Source data:
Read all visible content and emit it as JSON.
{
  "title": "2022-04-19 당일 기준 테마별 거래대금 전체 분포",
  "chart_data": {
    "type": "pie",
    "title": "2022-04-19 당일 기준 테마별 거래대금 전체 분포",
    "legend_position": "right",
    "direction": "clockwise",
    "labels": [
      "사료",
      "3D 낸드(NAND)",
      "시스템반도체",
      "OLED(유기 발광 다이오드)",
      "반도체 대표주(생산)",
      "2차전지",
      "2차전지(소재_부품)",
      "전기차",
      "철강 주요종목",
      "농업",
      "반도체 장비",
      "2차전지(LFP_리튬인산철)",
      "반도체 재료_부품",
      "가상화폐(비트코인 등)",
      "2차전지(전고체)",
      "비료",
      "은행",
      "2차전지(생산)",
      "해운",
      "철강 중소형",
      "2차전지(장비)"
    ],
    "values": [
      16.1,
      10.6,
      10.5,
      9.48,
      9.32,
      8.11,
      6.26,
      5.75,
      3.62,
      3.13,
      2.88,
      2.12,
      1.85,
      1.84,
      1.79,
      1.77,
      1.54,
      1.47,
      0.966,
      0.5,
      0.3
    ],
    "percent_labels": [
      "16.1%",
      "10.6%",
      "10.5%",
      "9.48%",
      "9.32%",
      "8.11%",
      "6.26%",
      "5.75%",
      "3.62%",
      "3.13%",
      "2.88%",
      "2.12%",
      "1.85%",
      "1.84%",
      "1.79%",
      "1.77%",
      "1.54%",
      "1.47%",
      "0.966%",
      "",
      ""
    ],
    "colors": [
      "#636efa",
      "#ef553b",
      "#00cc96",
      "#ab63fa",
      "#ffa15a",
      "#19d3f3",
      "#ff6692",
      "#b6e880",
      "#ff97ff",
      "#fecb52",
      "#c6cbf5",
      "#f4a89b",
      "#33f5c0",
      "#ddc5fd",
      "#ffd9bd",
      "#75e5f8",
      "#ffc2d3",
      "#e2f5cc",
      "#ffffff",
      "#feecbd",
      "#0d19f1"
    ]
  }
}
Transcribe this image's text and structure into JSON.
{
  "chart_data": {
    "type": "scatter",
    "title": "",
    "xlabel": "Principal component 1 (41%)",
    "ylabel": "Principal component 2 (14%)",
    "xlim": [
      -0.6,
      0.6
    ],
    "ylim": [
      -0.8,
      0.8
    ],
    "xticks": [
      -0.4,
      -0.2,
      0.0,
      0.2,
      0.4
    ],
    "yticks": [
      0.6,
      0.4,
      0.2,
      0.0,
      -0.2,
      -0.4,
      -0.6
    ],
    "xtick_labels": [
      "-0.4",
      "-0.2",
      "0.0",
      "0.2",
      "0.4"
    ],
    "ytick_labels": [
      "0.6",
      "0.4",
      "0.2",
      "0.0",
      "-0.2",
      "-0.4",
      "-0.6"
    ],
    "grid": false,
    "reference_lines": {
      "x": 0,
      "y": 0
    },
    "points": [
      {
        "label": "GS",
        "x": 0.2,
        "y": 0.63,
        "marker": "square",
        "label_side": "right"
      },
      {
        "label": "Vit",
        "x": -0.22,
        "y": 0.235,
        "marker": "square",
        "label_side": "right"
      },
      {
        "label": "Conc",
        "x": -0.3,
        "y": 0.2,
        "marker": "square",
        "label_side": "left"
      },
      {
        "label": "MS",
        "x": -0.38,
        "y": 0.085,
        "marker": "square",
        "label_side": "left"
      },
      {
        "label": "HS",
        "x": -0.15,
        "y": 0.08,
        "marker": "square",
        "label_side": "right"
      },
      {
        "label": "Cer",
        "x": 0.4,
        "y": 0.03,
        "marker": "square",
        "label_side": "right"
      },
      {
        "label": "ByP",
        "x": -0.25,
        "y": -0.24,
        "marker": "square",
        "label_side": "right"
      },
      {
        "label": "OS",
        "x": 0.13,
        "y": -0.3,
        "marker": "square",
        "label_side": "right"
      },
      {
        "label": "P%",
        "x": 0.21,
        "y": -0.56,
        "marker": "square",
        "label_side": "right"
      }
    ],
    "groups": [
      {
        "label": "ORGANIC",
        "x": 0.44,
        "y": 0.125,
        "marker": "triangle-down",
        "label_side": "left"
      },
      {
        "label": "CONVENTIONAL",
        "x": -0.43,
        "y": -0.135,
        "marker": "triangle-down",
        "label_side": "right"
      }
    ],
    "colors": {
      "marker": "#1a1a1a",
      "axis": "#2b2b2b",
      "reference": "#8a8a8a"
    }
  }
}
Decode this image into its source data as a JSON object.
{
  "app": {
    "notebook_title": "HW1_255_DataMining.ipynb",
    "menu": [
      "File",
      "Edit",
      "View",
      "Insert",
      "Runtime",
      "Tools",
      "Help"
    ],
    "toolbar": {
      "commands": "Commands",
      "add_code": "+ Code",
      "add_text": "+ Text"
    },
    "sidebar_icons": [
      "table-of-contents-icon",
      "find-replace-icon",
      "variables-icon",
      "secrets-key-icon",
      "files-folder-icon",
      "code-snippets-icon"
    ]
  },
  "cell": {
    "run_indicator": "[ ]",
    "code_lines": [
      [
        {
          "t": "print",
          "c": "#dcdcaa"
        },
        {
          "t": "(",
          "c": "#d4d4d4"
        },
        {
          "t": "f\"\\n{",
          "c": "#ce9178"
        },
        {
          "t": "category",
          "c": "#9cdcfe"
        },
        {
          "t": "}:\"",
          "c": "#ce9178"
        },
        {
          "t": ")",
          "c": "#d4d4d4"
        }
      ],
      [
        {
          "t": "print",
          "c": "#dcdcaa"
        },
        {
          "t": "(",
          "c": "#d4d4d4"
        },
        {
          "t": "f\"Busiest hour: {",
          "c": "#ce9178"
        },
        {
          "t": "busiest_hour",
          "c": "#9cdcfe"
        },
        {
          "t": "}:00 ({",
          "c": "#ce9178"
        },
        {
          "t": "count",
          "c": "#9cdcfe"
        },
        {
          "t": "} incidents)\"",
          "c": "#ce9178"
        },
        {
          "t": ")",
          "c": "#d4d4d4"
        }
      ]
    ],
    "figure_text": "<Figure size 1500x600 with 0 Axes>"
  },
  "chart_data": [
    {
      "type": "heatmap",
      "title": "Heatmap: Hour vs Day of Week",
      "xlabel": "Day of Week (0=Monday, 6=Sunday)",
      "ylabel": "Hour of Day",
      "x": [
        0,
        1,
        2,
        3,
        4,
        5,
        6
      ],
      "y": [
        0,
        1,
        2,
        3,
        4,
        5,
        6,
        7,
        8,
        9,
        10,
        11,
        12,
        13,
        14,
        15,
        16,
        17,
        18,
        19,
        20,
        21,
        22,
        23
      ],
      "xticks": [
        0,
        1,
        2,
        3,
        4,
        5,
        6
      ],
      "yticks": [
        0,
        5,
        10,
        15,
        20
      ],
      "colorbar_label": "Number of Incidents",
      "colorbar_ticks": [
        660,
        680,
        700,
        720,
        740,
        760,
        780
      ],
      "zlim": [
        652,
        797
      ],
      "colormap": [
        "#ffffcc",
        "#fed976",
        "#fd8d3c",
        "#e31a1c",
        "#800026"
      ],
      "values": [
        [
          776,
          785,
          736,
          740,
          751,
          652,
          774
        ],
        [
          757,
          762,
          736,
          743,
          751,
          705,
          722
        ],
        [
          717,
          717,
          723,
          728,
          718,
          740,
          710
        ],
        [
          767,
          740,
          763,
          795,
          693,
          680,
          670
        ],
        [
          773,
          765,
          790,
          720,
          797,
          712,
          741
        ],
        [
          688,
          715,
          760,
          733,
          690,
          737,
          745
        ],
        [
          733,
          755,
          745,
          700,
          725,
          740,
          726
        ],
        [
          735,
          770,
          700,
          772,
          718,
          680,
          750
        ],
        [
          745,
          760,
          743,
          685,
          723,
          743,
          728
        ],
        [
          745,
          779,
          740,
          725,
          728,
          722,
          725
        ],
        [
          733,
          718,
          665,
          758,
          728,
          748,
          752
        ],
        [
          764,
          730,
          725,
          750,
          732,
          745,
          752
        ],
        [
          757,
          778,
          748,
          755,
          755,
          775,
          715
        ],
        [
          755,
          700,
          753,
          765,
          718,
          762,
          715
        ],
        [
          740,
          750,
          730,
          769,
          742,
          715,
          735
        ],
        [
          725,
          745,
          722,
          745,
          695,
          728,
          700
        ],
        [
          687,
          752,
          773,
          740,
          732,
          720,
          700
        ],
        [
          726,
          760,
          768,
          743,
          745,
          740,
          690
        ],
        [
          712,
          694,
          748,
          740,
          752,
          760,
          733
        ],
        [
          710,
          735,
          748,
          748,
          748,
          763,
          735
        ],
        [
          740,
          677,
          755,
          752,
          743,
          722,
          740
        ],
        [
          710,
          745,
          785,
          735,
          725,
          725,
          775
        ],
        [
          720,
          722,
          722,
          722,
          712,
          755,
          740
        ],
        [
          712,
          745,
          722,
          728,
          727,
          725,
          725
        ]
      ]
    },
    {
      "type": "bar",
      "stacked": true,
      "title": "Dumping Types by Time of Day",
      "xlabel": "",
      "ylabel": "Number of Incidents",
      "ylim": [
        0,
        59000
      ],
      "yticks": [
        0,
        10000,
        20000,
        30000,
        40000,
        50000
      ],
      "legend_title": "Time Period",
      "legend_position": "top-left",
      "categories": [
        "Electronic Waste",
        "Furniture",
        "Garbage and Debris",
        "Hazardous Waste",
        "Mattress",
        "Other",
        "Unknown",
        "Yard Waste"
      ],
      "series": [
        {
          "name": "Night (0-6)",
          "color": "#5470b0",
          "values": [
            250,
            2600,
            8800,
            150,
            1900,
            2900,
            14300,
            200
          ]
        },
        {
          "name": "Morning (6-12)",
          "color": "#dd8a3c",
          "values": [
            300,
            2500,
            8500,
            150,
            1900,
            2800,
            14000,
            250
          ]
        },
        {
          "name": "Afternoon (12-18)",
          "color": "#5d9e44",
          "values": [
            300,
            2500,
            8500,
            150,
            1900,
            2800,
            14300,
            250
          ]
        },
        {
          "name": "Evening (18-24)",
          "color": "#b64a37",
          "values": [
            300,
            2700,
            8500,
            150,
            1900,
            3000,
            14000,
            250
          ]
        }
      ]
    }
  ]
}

What the task asks
Where a line of the data holds "xlabel", show that line.

Written answer
    "xlabel": "Principal component 1 (41%)",
      "xlabel": "Day of Week (0=Monday, 6=Sunday)",
      "xlabel": "",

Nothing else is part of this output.